start Provided information
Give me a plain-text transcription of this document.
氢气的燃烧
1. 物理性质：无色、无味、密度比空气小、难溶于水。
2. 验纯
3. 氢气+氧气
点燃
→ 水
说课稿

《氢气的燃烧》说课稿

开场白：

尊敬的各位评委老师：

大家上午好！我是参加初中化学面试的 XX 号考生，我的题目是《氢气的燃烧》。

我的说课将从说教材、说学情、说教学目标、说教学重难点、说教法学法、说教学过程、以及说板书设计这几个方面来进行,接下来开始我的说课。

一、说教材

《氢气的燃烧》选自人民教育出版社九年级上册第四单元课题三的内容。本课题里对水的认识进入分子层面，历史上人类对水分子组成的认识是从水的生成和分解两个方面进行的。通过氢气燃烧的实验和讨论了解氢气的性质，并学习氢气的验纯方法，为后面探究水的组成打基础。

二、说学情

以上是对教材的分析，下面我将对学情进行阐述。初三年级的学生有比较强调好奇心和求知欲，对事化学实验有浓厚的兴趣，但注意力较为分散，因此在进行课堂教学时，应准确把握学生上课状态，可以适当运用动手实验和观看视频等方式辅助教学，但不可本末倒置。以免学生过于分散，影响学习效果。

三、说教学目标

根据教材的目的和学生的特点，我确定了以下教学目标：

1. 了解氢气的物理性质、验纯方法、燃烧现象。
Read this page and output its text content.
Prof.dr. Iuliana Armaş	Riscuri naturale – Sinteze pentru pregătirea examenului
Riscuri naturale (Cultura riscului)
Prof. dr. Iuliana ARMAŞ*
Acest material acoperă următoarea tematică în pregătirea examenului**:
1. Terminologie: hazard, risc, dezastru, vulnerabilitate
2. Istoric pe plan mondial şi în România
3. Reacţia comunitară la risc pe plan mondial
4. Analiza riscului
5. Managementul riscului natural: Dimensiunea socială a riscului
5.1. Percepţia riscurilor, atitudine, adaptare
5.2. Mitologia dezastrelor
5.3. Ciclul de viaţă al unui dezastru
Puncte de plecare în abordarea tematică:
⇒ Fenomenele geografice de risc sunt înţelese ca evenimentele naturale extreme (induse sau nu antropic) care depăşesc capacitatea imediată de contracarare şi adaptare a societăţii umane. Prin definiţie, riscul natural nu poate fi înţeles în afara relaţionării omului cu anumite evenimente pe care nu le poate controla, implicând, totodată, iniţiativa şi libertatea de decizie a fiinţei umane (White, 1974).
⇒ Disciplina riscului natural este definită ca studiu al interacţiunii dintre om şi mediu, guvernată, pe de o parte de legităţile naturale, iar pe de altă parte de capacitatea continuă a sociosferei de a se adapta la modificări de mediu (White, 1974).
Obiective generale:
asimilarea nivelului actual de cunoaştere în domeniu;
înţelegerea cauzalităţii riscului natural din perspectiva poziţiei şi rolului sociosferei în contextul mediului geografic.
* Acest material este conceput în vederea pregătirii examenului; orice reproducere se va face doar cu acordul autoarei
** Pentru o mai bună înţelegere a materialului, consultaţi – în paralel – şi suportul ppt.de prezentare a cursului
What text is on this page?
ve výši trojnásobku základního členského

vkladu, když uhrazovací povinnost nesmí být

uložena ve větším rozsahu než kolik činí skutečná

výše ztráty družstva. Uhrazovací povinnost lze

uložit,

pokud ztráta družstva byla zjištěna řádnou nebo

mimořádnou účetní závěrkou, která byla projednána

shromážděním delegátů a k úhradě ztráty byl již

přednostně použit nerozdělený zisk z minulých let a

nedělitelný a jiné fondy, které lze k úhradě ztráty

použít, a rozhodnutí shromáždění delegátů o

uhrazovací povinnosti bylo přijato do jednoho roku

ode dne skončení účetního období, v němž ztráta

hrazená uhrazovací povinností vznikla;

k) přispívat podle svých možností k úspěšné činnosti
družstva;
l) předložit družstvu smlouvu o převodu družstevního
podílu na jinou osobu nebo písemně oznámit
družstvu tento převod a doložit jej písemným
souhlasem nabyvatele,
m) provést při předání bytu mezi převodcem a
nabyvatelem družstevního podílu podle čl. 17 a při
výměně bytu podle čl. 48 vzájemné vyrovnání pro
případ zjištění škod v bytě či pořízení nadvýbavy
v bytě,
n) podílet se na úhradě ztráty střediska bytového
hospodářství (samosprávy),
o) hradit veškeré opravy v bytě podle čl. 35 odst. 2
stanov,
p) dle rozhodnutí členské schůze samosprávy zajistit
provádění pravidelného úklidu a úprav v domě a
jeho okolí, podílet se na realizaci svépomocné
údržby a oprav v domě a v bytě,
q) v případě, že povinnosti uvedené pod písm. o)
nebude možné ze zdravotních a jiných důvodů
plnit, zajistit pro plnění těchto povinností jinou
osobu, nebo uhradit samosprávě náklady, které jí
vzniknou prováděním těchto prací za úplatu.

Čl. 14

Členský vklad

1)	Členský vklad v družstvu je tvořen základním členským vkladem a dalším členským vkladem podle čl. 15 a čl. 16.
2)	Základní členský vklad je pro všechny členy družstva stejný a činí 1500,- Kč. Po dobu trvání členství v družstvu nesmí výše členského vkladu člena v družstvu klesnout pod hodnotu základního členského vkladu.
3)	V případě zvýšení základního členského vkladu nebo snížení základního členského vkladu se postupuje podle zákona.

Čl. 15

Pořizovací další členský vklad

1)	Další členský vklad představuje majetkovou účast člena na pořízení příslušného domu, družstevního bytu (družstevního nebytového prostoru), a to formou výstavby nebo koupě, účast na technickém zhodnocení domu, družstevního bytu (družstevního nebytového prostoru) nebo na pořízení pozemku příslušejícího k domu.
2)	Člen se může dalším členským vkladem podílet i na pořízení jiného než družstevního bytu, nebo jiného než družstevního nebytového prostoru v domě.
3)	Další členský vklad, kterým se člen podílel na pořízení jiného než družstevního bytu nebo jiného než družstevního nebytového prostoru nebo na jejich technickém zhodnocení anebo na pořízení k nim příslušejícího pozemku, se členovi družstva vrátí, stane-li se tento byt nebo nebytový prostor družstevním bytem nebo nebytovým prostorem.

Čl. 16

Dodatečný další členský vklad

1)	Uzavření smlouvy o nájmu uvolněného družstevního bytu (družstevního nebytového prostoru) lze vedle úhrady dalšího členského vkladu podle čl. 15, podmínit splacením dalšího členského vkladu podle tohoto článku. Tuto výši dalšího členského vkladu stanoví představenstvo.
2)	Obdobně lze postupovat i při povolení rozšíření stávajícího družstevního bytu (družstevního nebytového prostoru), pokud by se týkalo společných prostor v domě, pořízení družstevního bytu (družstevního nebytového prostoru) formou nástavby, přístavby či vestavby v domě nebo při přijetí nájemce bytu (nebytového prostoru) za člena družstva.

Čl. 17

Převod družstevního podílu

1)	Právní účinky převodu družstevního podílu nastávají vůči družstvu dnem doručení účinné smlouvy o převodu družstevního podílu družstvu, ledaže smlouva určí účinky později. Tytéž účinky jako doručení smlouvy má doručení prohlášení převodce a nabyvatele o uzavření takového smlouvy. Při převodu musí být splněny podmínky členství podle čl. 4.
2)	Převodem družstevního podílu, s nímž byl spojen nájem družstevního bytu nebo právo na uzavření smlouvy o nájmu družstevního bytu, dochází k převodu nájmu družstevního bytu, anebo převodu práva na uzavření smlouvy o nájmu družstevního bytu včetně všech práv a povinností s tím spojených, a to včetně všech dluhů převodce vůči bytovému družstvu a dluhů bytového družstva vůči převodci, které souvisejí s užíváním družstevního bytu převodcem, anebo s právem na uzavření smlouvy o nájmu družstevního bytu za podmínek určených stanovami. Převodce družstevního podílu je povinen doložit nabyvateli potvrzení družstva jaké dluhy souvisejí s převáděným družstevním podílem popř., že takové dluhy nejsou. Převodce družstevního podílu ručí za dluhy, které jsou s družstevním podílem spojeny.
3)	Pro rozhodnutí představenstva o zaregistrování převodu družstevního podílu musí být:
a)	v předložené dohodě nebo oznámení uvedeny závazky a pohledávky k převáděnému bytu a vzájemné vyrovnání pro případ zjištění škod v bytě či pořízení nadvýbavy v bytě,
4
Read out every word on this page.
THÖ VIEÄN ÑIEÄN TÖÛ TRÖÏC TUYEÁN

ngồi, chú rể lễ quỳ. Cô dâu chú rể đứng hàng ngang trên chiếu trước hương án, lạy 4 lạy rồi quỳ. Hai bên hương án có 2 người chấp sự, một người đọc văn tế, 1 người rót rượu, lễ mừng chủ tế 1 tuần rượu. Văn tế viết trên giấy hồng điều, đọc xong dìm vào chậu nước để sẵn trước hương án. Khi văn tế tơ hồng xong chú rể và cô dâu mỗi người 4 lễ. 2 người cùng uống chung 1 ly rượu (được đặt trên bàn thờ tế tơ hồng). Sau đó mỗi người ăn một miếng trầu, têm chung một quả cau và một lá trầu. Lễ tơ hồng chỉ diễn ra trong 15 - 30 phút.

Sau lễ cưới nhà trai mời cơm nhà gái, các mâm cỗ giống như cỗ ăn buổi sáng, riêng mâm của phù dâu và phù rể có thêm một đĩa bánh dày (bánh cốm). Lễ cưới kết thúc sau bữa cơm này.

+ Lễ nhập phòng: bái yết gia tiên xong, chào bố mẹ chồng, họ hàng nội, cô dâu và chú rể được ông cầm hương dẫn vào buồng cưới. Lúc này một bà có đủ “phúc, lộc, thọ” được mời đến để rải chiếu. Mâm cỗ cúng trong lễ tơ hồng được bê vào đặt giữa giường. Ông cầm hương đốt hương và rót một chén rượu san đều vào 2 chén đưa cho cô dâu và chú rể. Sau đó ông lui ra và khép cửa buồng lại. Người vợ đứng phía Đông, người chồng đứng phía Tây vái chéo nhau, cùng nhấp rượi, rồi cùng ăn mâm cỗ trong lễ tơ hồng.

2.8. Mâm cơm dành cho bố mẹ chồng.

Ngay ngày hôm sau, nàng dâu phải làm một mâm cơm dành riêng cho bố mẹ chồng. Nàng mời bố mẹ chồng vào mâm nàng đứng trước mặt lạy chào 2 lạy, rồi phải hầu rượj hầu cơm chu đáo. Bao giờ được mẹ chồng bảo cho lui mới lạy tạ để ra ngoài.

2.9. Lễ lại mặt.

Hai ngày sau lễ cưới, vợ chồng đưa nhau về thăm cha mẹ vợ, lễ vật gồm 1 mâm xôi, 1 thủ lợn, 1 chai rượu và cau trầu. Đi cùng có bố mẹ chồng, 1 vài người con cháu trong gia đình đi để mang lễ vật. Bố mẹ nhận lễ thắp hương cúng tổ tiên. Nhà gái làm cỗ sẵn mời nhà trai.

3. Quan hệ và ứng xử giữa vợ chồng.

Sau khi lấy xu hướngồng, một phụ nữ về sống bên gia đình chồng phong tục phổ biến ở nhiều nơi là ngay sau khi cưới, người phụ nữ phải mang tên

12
end Provided information
**What is being asked**
Read through the data and copy every line where "bytě" shows up.

**Solution for this problem**
případ zjištění škod v bytě či pořízení nadvýbavy
v bytě,
o) hradit veškeré opravy v bytě podle čl. 35 odst. 2
údržby a oprav v domě a v bytě,
a)	v předložené dohodě nebo oznámení uvedeny závazky a pohledávky k převáděnému bytu a vzájemné vyrovnání pro případ zjištění škod v bytě či pořízení nadvýbavy v bytě,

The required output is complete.